■ Data entries ■
━━━━━━━━━━

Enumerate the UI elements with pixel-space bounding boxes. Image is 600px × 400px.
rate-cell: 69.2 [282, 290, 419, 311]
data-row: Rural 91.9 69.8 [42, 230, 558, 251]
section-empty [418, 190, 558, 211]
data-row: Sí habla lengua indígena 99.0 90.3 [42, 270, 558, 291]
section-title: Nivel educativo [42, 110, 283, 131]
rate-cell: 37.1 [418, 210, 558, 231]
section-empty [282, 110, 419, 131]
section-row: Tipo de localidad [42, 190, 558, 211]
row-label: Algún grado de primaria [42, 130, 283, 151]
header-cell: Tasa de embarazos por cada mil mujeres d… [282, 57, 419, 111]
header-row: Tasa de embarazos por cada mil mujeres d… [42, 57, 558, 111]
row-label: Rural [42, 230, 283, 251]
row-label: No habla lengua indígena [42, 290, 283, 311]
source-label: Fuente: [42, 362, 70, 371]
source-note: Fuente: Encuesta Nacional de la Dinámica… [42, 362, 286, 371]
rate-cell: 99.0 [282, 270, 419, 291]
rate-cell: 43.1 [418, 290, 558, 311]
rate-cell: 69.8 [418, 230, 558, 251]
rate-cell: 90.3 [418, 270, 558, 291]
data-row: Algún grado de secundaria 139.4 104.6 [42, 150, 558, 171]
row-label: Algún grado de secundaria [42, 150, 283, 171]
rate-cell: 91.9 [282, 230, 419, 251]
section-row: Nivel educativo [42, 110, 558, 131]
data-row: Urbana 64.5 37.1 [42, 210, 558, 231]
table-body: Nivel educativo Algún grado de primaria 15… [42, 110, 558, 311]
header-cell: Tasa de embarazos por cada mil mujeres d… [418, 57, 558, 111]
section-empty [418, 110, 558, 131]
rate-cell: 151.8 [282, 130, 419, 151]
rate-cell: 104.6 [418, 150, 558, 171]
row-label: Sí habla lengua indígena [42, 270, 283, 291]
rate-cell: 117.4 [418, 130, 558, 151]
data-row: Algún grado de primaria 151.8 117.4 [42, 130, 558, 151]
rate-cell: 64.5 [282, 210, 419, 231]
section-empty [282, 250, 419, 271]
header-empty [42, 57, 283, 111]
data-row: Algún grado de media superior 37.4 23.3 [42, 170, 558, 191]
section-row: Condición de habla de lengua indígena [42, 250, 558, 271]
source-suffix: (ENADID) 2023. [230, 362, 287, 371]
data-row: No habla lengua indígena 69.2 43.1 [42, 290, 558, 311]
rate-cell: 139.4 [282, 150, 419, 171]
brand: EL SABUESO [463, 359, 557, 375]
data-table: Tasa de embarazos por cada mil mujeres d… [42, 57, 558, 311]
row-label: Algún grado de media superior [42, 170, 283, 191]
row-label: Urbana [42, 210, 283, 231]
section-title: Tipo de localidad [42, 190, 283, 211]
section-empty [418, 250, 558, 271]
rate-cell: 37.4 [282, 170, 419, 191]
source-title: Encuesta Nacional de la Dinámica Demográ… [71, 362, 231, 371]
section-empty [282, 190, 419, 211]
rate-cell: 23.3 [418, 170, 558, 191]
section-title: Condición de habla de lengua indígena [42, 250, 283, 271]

━━━━━━━━━━

■ Directive ■
Can you turn every line of the data above into a numbered list, leaving out any blank lines?

■ Worked solution ■
1. Enumerate the UI elements with pixel-space bounding boxes. Image is 600px × 400px.
2. rate-cell: 69.2 [282, 290, 419, 311]
3. data-row: Rural 91.9 69.8 [42, 230, 558, 251]
4. section-empty [418, 190, 558, 211]
5. data-row: Sí habla lengua indígena 99.0 90.3 [42, 270, 558, 291]
6. section-title: Nivel educativo [42, 110, 283, 131]
7. rate-cell: 37.1 [418, 210, 558, 231]
8. section-empty [282, 110, 419, 131]
9. section-row: Tipo de localidad [42, 190, 558, 211]
10. row-label: Algún grado de primaria [42, 130, 283, 151]
11. header-cell: Tasa de embarazos por cada mil mujeres d… [282, 57, 419, 111]
12. header-row: Tasa de embarazos por cada mil mujeres d… [42, 57, 558, 111]
13. row-label: Rural [42, 230, 283, 251]
14. row-label: No habla lengua indígena [42, 290, 283, 311]
15. source-label: Fuente: [42, 362, 70, 371]
16. source-note: Fuente: Encuesta Nacional de la Dinámica… [42, 362, 286, 371]
17. rate-cell: 99.0 [282, 270, 419, 291]
18. rate-cell: 43.1 [418, 290, 558, 311]
19. rate-cell: 69.8 [418, 230, 558, 251]
20. rate-cell: 90.3 [418, 270, 558, 291]
21. data-row: Algún grado de secundaria 139.4 104.6 [42, 150, 558, 171]
22. row-label: Algún grado de secundaria [42, 150, 283, 171]
23. rate-cell: 91.9 [282, 230, 419, 251]
24. section-row: Nivel educativo [42, 110, 558, 131]
25. data-row: Urbana 64.5 37.1 [42, 210, 558, 231]
26. table-body: Nivel educativo Algún grado de primaria 15… [42, 110, 558, 311]
27. header-cell: Tasa de embarazos por cada mil mujeres d… [418, 57, 558, 111]
28. section-empty [418, 110, 558, 131]
29. rate-cell: 151.8 [282, 130, 419, 151]
30. rate-cell: 104.6 [418, 150, 558, 171]
31. row-label: Sí habla lengua indígena [42, 270, 283, 291]
32. rate-cell: 117.4 [418, 130, 558, 151]
33. data-row: Algún grado de primaria 151.8 117.4 [42, 130, 558, 151]
34. rate-cell: 64.5 [282, 210, 419, 231]
35. section-empty [282, 250, 419, 271]
36. header-empty [42, 57, 283, 111]
37. data-row: Algún grado de media superior 37.4 23.3 [42, 170, 558, 191]
38. section-row: Condición de habla de lengua indígena [42, 250, 558, 271]
39. source-suffix: (ENADID) 2023. [230, 362, 287, 371]
40. data-row: No habla lengua indígena 69.2 43.1 [42, 290, 558, 311]
41. rate-cell: 139.4 [282, 150, 419, 171]
42. brand: EL SABUESO [463, 359, 557, 375]
43. data-table: Tasa de embarazos por cada mil mujeres d… [42, 57, 558, 311]
44. row-label: Algún grado de media superior [42, 170, 283, 191]
45. row-label: Urbana [42, 210, 283, 231]
46. section-title: Tipo de localidad [42, 190, 283, 211]
47. section-empty [418, 250, 558, 271]
48. rate-cell: 37.4 [282, 170, 419, 191]
49. source-title: Encuesta Nacional de la Dinámica Demográ… [71, 362, 231, 371]
50. section-empty [282, 190, 419, 211]
51. rate-cell: 23.3 [418, 170, 558, 191]
52. section-title: Condición de habla de lengua indígena [42, 250, 283, 271]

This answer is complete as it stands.